**Exercise**. Each line in the entries below that holds the string "this" is to be listed.

* START Available records *

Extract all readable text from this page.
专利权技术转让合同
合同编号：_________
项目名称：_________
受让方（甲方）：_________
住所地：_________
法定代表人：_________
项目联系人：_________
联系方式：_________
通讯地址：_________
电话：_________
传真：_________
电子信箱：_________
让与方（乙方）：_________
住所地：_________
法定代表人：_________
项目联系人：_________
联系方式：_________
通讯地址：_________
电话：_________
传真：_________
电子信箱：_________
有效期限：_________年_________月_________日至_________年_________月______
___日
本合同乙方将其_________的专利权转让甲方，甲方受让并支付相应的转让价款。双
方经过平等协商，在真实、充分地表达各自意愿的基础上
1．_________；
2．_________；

* END Available records *
* START Available records *

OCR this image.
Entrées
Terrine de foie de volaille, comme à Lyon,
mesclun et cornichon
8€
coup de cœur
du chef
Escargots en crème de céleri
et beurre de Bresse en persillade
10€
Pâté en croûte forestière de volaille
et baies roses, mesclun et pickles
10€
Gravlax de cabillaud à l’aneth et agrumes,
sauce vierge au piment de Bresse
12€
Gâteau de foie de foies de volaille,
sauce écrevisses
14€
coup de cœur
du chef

* END Available records *

**Expected output**.
Extract all readable text from this page.
OCR this image.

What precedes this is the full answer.